→ **The problem**:
Extract all lines that hold "frac" from the records below.

(Extracted data entries)
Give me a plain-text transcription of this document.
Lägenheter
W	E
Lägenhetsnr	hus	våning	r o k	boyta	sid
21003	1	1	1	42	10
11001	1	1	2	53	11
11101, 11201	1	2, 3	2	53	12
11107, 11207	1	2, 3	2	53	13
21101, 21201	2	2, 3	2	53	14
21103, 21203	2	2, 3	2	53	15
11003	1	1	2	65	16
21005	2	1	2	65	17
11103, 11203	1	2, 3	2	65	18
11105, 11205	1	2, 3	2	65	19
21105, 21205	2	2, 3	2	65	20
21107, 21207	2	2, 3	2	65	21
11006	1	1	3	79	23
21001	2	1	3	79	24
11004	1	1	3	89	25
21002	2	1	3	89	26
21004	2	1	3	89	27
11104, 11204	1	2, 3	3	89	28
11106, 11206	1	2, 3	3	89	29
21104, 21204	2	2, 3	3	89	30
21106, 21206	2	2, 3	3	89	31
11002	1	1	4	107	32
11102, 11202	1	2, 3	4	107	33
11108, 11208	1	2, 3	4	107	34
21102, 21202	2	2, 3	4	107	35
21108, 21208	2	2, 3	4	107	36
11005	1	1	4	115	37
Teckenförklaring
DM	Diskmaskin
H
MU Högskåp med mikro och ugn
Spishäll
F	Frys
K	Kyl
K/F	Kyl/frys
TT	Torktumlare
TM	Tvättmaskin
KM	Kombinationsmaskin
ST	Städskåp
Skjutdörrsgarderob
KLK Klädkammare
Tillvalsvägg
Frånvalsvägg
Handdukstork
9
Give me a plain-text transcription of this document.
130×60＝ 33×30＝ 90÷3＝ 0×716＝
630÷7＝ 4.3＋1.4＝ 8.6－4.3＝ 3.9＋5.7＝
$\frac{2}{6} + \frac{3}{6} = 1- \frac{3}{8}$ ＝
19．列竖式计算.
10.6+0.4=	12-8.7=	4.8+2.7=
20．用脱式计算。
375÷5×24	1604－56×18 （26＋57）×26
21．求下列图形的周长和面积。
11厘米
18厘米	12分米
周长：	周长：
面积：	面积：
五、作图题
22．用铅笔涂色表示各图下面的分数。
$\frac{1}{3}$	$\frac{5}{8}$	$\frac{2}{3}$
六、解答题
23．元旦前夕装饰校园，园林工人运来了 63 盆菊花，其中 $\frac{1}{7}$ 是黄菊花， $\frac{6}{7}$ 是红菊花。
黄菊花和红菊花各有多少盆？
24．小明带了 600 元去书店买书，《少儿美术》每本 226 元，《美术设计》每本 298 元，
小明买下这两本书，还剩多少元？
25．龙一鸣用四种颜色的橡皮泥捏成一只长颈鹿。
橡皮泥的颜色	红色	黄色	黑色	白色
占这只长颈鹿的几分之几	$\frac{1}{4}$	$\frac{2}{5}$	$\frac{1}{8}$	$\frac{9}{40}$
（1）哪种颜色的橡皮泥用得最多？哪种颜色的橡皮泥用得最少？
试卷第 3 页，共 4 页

→ **Exercise result**:
$\frac{2}{6} + \frac{3}{6} = 1- \frac{3}{8}$ ＝
$\frac{1}{3}$	$\frac{5}{8}$	$\frac{2}{3}$
23．元旦前夕装饰校园，园林工人运来了 63 盆菊花，其中 $\frac{1}{7}$ 是黄菊花， $\frac{6}{7}$ 是红菊花。
占这只长颈鹿的几分之几	$\frac{1}{4}$	$\frac{2}{5}$	$\frac{1}{8}$	$\frac{9}{40}$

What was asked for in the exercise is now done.